### Aufgabenstellung
Tausche in den Zeilen vom Anfang bis einschließlich der Zeile mit „hotkey-label: Numpad 3“ das Wort „Waiting“ gegen „Ready“ aus. Gib nur diese Zeilen wieder und lass alles andere unverändert.

### Daten zur Aufgabe
══════════

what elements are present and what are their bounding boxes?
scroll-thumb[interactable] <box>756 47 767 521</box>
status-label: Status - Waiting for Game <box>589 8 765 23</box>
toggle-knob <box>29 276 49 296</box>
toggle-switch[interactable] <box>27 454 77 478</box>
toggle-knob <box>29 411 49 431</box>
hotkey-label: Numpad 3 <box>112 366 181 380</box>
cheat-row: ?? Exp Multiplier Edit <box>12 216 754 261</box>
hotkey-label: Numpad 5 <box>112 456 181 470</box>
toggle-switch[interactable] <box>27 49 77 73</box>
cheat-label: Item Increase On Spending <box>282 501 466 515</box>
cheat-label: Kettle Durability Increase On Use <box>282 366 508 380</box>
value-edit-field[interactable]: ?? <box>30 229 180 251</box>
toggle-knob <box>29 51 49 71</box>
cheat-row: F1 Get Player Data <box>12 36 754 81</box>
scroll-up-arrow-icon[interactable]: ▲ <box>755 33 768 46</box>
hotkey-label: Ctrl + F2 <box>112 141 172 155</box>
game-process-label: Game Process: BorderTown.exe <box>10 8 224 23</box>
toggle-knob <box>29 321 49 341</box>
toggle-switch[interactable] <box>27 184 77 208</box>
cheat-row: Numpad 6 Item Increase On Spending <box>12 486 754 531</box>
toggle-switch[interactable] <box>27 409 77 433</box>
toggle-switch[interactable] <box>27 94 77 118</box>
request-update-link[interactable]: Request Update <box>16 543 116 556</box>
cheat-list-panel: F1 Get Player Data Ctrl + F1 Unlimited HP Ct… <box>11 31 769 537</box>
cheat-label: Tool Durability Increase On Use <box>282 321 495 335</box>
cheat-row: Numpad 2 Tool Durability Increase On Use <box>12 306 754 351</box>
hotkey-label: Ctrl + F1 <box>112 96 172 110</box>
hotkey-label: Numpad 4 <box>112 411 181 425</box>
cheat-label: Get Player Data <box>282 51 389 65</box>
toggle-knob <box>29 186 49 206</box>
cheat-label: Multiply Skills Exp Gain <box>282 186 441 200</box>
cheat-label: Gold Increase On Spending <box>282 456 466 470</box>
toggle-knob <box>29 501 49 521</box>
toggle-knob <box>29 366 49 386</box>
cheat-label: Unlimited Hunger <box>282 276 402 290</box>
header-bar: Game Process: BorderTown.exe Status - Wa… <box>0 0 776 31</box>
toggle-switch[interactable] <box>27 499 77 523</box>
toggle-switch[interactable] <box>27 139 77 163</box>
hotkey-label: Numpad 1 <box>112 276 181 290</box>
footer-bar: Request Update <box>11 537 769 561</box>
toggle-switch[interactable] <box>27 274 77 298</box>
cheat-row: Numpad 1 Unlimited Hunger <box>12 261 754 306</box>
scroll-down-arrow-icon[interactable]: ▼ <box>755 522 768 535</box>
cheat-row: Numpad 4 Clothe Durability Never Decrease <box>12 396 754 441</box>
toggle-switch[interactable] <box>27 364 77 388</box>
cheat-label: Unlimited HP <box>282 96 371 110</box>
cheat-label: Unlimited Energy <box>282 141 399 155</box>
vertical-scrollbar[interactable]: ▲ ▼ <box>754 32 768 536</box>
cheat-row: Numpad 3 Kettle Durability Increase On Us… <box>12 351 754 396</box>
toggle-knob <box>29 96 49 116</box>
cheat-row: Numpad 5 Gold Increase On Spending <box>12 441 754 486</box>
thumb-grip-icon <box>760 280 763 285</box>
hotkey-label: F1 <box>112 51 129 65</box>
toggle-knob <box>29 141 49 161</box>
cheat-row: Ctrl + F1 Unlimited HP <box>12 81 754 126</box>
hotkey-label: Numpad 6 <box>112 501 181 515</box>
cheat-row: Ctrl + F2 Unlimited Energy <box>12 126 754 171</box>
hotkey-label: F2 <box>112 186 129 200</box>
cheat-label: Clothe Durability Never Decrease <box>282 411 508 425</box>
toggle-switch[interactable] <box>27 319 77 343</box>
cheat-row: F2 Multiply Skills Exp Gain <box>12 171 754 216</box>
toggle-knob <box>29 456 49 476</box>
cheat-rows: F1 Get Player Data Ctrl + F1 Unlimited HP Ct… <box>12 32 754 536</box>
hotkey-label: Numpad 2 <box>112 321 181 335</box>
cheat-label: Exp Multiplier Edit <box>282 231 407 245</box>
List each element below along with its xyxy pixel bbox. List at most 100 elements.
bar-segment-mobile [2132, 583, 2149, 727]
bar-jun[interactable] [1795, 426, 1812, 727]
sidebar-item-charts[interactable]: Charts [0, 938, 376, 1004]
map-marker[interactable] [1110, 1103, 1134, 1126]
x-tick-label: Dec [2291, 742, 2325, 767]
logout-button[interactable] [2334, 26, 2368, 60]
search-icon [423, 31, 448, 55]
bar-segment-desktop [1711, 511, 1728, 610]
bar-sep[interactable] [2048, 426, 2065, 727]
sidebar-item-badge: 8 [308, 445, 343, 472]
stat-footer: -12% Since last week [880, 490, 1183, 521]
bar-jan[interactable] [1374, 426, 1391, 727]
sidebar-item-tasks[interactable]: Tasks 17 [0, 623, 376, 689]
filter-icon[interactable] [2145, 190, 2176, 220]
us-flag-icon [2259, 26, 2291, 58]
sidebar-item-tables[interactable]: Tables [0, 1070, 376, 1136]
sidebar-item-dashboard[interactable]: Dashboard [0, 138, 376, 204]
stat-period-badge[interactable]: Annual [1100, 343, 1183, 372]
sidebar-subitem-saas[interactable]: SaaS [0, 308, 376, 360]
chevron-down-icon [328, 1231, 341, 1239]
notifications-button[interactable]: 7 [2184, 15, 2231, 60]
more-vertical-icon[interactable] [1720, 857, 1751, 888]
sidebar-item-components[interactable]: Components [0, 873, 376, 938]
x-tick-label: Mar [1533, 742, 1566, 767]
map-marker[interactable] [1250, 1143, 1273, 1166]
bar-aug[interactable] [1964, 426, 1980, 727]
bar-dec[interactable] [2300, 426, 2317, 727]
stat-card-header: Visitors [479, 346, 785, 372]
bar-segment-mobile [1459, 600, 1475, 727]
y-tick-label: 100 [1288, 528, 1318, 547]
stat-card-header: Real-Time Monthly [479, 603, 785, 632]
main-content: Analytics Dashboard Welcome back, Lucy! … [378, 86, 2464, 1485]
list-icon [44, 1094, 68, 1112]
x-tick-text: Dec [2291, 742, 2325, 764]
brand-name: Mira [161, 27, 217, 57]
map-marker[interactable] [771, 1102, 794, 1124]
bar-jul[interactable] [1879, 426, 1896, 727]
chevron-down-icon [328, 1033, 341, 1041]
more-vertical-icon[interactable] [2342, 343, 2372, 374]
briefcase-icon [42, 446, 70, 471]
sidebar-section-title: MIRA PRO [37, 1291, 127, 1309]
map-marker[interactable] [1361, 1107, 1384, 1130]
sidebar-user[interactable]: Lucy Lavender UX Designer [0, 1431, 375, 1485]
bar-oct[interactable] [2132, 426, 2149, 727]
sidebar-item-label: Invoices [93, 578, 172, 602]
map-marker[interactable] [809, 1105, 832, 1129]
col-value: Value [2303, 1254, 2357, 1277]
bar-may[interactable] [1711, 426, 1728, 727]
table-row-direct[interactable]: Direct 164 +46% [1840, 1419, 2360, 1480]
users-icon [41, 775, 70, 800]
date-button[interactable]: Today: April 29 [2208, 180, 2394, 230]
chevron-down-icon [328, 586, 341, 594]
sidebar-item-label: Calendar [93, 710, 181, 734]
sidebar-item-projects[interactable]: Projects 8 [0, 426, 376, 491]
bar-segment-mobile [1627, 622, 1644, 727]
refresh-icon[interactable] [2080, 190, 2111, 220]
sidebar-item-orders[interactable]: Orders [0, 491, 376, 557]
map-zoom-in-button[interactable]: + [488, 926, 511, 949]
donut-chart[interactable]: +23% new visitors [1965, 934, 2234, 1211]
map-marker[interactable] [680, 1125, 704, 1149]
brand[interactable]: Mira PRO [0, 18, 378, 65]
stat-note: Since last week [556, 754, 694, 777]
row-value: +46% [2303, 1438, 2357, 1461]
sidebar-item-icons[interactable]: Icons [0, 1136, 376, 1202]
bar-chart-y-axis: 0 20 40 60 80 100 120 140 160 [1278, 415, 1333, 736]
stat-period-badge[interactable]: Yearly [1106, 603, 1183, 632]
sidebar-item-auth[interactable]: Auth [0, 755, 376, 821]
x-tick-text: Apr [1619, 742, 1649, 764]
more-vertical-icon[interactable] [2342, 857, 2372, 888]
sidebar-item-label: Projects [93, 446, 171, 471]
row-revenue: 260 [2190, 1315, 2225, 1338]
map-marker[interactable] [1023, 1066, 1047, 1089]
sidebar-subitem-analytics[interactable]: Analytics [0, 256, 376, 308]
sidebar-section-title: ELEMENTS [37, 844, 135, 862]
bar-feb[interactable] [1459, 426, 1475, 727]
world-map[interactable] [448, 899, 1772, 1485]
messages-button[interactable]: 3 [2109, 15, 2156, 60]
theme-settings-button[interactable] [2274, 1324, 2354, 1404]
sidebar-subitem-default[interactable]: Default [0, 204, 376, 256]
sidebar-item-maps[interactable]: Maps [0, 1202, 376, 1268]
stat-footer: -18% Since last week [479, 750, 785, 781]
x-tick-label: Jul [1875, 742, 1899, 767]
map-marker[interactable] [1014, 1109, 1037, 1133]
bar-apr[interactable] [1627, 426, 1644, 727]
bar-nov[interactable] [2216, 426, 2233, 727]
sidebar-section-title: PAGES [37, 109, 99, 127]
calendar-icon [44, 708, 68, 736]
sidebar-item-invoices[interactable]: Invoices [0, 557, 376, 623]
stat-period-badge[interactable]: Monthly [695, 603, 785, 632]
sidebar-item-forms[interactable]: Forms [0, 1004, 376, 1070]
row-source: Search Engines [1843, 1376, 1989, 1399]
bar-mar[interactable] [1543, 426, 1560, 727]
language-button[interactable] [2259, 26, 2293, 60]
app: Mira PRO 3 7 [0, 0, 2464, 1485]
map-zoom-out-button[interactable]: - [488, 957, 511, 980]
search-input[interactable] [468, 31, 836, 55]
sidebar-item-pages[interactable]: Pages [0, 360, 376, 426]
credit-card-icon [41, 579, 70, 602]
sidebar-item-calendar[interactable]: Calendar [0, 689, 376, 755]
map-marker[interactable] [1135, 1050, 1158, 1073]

══════════

### Schriftliche Antwort
what elements are present and what are their bounding boxes?
scroll-thumb[interactable] <box>756 47 767 521</box>
status-label: Status - Ready for Game <box>589 8 765 23</box>
toggle-knob <box>29 276 49 296</box>
toggle-switch[interactable] <box>27 454 77 478</box>
toggle-knob <box>29 411 49 431</box>
hotkey-label: Numpad 3 <box>112 366 181 380</box>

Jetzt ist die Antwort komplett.